- _Stated task_: Retype, without alteration, each line from the line containing "Read out every word on this page." to the final line of the records.

- _Records for processing_:
####################
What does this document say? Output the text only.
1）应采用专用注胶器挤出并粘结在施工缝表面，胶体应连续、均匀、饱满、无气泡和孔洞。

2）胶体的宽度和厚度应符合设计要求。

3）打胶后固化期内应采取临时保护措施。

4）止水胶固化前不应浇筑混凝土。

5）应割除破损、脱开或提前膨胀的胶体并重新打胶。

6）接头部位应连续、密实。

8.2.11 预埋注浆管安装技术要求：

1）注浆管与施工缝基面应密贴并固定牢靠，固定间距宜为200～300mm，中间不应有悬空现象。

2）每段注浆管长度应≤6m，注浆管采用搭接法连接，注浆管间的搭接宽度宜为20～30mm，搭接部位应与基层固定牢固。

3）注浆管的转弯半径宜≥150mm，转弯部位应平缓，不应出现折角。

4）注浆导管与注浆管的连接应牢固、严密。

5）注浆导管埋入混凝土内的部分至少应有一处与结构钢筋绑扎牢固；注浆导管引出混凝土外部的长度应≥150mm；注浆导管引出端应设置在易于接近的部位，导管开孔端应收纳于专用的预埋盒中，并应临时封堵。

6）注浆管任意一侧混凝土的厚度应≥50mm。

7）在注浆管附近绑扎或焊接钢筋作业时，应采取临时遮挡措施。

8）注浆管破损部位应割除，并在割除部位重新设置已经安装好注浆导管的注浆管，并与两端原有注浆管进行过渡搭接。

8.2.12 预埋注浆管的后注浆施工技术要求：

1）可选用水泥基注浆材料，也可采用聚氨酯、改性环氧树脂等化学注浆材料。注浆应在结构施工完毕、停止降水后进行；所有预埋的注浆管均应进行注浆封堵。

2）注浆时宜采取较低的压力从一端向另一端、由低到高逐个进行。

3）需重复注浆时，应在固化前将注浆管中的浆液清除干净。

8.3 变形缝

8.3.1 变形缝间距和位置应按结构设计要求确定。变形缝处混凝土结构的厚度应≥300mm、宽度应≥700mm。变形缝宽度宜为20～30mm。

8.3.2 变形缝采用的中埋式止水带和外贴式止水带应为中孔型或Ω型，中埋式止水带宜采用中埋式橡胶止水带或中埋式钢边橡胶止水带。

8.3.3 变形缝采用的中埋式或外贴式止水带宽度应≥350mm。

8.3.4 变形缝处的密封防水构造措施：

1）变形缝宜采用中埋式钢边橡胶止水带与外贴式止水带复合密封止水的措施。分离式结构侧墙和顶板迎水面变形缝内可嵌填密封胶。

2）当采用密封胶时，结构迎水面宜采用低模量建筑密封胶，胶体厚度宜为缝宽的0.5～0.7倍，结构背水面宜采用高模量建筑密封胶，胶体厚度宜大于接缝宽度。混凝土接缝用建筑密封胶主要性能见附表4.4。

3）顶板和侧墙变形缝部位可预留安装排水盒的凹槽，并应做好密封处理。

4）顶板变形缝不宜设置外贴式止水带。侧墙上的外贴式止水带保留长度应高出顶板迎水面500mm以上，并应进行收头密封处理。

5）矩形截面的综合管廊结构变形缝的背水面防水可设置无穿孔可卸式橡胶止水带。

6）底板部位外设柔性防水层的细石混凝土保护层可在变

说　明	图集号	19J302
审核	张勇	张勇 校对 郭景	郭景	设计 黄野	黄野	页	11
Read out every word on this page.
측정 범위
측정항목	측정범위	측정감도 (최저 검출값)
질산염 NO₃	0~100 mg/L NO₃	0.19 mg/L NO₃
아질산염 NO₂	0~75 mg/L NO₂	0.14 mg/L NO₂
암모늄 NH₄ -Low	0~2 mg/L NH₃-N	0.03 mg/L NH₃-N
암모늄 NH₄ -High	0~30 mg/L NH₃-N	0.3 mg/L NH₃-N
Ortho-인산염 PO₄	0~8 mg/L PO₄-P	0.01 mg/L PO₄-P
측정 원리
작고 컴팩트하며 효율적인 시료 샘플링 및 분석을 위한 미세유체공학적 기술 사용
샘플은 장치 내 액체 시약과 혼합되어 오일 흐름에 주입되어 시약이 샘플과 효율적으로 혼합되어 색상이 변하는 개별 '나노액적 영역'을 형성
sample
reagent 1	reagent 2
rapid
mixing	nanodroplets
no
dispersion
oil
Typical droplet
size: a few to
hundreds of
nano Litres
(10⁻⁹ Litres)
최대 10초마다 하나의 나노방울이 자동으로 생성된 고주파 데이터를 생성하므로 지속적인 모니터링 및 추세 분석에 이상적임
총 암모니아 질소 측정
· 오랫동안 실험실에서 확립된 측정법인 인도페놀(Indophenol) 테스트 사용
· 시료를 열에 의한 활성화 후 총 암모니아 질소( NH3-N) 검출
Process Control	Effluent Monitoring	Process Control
####################
- _Answer to this problem_:
Read out every word on this page.
측정 범위
측정항목	측정범위	측정감도 (최저 검출값)
질산염 NO₃	0~100 mg/L NO₃	0.19 mg/L NO₃
아질산염 NO₂	0~75 mg/L NO₂	0.14 mg/L NO₂
암모늄 NH₄ -Low	0~2 mg/L NH₃-N	0.03 mg/L NH₃-N
암모늄 NH₄ -High	0~30 mg/L NH₃-N	0.3 mg/L NH₃-N
Ortho-인산염 PO₄	0~8 mg/L PO₄-P	0.01 mg/L PO₄-P
측정 원리
작고 컴팩트하며 효율적인 시료 샘플링 및 분석을 위한 미세유체공학적 기술 사용
샘플은 장치 내 액체 시약과 혼합되어 오일 흐름에 주입되어 시약이 샘플과 효율적으로 혼합되어 색상이 변하는 개별 '나노액적 영역'을 형성
sample
reagent 1	reagent 2
rapid
mixing	nanodroplets
no
dispersion
oil
Typical droplet
size: a few to
hundreds of
nano Litres
(10⁻⁹ Litres)
최대 10초마다 하나의 나노방울이 자동으로 생성된 고주파 데이터를 생성하므로 지속적인 모니터링 및 추세 분석에 이상적임
총 암모니아 질소 측정
· 오랫동안 실험실에서 확립된 측정법인 인도페놀(Indophenol) 테스트 사용
· 시료를 열에 의한 활성화 후 총 암모니아 질소( NH3-N) 검출
Process Control	Effluent Monitoring	Process Control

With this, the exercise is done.